Rabbi Barry Kornblau is the rabbi of Young Israel of Hillis Hills-Windsor Park
Taken as a whole, the three pilgrimage festivals of Pesach/Chag Hamatzot, Shavuot, and Sukkot share much in common – the mitzvah of aliyah le’regel, ascending to the Temple in Jerusalem to encounter God with special offerings; the laws of Yom Tov; the duty to rejoice, and much more.
Taken in sequence, the three festivals also reflect two primary stories. The first is an agricultural progression, where each holiday reflects a successive stage of the growing and harvesting season in Eretz Yisrael. The second is an historical sequence, moving from the physical redemption of our nation from Egyptian slavery, to the spiritual covenant struck at Sinai on Shavuot, and concluding with the nation’s ongoing dependence upon Hashem for its sustenance in the desert that we commemorate on Sukkot.

++++++++++++++++++++

→ EXERCISE BRIEF
Can you carry on the piece about the three pilgrimage festivals, picking up right after its last sentence, the one ending "that we commemorate on Sukkot."?

→ EXTRACTED INFORMATION
++++++++++++++++++++

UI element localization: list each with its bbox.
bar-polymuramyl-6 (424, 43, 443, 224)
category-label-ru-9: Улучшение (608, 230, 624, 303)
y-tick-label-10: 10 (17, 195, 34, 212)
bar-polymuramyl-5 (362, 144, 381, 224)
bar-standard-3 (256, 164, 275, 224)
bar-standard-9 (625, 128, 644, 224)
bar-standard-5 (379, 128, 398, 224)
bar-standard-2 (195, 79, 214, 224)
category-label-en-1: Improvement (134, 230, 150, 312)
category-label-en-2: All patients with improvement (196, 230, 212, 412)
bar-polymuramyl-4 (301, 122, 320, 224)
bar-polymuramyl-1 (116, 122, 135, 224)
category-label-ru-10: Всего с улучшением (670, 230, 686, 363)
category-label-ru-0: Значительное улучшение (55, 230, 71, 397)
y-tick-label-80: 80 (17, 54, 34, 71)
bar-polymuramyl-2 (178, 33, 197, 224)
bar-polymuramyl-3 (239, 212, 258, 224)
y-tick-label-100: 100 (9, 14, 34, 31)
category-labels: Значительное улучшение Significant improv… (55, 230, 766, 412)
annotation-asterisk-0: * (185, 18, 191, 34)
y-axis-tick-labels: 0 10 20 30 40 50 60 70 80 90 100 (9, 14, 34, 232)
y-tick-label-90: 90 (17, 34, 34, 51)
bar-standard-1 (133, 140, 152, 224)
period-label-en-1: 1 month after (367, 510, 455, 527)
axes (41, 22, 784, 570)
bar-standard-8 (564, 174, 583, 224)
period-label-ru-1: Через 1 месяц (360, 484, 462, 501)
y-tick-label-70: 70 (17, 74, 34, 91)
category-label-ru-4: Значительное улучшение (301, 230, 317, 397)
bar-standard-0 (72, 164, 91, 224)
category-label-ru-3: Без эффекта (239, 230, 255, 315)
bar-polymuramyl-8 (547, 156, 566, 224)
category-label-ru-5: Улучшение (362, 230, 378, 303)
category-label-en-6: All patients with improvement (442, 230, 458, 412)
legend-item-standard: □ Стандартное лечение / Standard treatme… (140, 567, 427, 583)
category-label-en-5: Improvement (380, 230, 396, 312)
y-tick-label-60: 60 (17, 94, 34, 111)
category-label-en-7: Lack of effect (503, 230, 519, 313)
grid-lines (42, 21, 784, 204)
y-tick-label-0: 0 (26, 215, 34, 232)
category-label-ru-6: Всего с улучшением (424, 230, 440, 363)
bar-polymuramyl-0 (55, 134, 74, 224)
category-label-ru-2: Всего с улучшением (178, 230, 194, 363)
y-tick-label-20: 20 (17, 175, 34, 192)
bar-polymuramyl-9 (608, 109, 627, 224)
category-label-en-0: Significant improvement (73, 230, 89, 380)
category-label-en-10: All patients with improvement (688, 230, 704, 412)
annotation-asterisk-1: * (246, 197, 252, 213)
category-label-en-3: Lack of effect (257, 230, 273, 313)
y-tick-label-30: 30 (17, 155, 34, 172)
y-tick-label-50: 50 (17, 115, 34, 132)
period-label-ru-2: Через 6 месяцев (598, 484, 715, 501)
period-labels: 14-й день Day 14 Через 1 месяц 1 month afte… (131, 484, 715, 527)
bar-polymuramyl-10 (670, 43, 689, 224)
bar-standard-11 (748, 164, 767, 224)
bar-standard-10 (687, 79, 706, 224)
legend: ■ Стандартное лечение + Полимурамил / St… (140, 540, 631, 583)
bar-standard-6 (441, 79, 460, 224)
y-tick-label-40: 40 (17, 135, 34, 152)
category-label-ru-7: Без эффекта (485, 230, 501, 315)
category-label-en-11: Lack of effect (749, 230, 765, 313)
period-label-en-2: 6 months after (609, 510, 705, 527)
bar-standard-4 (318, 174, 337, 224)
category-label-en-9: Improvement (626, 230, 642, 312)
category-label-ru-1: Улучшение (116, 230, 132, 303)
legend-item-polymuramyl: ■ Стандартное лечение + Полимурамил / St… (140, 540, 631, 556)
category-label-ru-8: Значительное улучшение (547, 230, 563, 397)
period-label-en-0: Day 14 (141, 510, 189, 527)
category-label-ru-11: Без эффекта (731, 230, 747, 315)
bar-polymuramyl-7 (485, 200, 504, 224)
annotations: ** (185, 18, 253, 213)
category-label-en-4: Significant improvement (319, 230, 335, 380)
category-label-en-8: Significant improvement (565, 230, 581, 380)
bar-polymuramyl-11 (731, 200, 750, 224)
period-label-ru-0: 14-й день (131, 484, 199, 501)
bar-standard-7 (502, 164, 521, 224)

++++++++++++++++++++

→ TASK RESPONSE
The progression of the three pilgrimage festivals also appears in another way: Pesach focuses on the family; Shavuot, on the specific region of Eretz Yisrael where in Bibical times, a Jewish farmer lived; Sukkot, on the totality of the Jewish nation. This thematic movement from family to local community to nation is reflected in laws characteristic of each holiday.